→ **What you have to do**:
In the excerpt about the new filters engine, what must a node do to remain visible when one or more NOT conditions are selected?

→ **Excerpt**:
With that goal in mind, we are happy to introduce you to the new filters engine. You will find the filters icon at the right of the Search Bar.

When clicking a new card will appear at the right of the graph with the different filter types supported by the engine (by now, more to come!). 

For timestamps, you can find a timeline divided in buckets showing how many nodes are included in each of them. Use them to adjust your time window and filter nodes in the graph accordingly .

Additional filters available are based on an aggregation of the elements existing in your graph, like the type of node. Along with the filter you can find  the total number of entities in your graph that have the given value (like, 32 URL nodes) as well as the number of nodes having the given value AND being detected as malicious by at least one AV engine(in the image below, that applies to 22 of the URLs in the graph).

Each filter provides three options:

  • OR: When one or multiple OR conditions are selected, a node must match at least one of them to be visible.

  • AND: When one or multiple AND conditions are selected, a node must match all of them to be visible.

  • NOT: When one or multiple NOT conditions are selected, a node must not match any of them to be visible.

After a filter is applied the graph is updated automatically. Similarly, when the user clicks on “Removed filtered nodes” nodes not visible from the graph are removed and filters reset. You can start over again and re-play the filtering flow from there.

→ **Material**:
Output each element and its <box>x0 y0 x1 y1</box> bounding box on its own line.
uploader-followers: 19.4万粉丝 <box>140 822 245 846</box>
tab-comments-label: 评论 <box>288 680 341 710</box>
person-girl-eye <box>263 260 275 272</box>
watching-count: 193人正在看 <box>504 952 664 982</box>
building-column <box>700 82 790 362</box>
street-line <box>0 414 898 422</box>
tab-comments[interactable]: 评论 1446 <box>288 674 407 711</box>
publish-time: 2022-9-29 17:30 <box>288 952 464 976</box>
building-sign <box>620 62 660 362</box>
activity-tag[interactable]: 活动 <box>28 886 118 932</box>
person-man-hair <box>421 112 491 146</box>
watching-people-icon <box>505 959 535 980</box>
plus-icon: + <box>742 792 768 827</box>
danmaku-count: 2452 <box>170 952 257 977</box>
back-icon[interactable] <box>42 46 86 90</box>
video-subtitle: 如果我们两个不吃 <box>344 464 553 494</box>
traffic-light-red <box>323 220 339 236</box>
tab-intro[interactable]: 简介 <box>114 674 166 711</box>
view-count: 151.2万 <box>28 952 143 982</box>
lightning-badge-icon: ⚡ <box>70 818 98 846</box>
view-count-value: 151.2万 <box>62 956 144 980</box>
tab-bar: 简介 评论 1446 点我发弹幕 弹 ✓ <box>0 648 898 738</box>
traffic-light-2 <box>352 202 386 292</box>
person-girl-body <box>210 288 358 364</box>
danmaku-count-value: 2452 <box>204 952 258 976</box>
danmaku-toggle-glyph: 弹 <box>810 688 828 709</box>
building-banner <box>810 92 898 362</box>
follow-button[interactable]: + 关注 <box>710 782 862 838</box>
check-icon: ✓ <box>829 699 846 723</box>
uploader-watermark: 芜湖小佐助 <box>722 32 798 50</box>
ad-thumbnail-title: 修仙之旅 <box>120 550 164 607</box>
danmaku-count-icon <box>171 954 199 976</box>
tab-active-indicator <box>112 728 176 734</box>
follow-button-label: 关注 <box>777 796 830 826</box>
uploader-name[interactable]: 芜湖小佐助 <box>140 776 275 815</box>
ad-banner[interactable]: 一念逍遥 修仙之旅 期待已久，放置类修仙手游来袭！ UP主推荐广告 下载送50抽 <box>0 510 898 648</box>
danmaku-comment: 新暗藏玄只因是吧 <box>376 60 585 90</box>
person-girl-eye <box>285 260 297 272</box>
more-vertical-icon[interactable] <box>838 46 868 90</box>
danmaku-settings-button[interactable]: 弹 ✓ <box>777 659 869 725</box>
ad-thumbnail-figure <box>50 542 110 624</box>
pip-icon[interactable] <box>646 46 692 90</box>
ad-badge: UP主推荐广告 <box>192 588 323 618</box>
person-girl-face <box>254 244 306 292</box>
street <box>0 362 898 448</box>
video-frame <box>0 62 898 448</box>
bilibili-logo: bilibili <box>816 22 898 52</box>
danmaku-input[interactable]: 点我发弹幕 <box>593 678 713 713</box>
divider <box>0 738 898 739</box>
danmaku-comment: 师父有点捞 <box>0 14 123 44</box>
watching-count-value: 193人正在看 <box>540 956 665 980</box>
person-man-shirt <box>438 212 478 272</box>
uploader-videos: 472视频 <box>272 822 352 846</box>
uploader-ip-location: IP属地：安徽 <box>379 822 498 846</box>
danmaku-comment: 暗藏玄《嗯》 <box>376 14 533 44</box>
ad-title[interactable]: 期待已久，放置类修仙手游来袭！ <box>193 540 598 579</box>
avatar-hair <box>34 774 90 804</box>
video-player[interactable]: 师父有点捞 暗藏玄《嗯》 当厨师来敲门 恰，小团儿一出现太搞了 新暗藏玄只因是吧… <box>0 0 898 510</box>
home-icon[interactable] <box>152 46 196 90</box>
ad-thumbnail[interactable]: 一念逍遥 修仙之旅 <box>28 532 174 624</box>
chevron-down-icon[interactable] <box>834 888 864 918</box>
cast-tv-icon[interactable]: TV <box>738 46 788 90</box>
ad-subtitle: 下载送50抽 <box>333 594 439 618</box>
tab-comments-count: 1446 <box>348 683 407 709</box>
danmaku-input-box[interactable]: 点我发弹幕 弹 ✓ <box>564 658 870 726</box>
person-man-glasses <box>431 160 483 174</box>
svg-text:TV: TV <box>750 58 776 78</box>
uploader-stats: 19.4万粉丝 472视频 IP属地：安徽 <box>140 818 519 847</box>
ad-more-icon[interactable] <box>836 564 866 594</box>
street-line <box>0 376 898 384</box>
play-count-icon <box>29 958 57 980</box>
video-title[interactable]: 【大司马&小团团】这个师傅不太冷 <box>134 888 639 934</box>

→ **Task response**:
It must not match any of the selected NOT conditions.